• _Given instruction_:
Locate the word "black" in the entries below, then gather every line that holds it.

(Excerpts from a figure dataset)
________________
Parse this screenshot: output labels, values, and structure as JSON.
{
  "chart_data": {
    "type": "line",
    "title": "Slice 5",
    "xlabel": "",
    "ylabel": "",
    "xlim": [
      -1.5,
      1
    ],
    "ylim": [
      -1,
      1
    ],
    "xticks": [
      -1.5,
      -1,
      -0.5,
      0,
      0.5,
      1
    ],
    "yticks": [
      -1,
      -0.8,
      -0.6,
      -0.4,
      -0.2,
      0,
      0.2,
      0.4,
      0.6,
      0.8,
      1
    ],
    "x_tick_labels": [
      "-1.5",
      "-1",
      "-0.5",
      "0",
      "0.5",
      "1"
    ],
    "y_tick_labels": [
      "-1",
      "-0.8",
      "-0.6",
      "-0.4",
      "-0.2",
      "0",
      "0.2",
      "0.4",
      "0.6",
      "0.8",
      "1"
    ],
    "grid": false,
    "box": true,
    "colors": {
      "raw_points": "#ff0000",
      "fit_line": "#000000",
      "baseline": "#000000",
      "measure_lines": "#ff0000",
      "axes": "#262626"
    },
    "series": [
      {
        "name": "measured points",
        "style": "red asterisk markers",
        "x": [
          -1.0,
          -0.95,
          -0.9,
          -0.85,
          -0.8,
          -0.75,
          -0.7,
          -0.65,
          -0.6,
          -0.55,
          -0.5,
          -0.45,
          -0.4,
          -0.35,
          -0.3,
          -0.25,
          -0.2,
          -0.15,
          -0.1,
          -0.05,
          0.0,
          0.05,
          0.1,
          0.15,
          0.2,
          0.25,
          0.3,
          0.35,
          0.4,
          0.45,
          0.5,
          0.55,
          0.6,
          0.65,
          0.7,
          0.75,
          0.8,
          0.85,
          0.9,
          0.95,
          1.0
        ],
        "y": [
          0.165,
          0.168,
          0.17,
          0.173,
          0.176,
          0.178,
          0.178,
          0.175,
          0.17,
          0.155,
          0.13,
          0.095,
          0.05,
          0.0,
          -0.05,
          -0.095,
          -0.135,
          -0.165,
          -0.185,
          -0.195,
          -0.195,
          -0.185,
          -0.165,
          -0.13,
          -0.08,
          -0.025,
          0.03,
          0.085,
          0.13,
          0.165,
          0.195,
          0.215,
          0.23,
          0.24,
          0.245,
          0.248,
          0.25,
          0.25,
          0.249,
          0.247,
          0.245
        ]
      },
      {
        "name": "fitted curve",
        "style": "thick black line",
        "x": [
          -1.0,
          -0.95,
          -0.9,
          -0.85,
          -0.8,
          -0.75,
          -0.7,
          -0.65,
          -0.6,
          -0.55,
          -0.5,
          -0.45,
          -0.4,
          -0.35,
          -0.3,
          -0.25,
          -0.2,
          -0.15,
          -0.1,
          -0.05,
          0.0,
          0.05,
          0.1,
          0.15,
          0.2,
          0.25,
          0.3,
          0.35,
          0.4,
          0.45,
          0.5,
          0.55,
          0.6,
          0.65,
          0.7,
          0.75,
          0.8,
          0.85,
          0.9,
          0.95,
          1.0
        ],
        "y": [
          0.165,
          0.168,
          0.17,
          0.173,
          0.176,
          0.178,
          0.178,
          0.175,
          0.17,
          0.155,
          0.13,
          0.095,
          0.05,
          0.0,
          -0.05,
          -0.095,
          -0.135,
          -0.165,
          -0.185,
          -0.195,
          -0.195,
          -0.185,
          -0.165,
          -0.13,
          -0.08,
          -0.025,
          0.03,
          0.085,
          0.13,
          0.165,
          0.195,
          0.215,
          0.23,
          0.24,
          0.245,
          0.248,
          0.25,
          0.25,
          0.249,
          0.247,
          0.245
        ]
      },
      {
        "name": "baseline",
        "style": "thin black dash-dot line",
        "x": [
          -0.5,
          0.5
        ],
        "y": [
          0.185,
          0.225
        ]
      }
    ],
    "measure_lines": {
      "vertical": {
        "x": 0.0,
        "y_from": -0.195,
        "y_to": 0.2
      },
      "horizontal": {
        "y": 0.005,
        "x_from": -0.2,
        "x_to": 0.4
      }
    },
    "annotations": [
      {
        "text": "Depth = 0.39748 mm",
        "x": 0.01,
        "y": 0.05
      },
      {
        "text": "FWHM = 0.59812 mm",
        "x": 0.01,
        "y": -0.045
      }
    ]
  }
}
________________
• _The answer_:
        "style": "thick black line",
        "style": "thin black dash-dot line",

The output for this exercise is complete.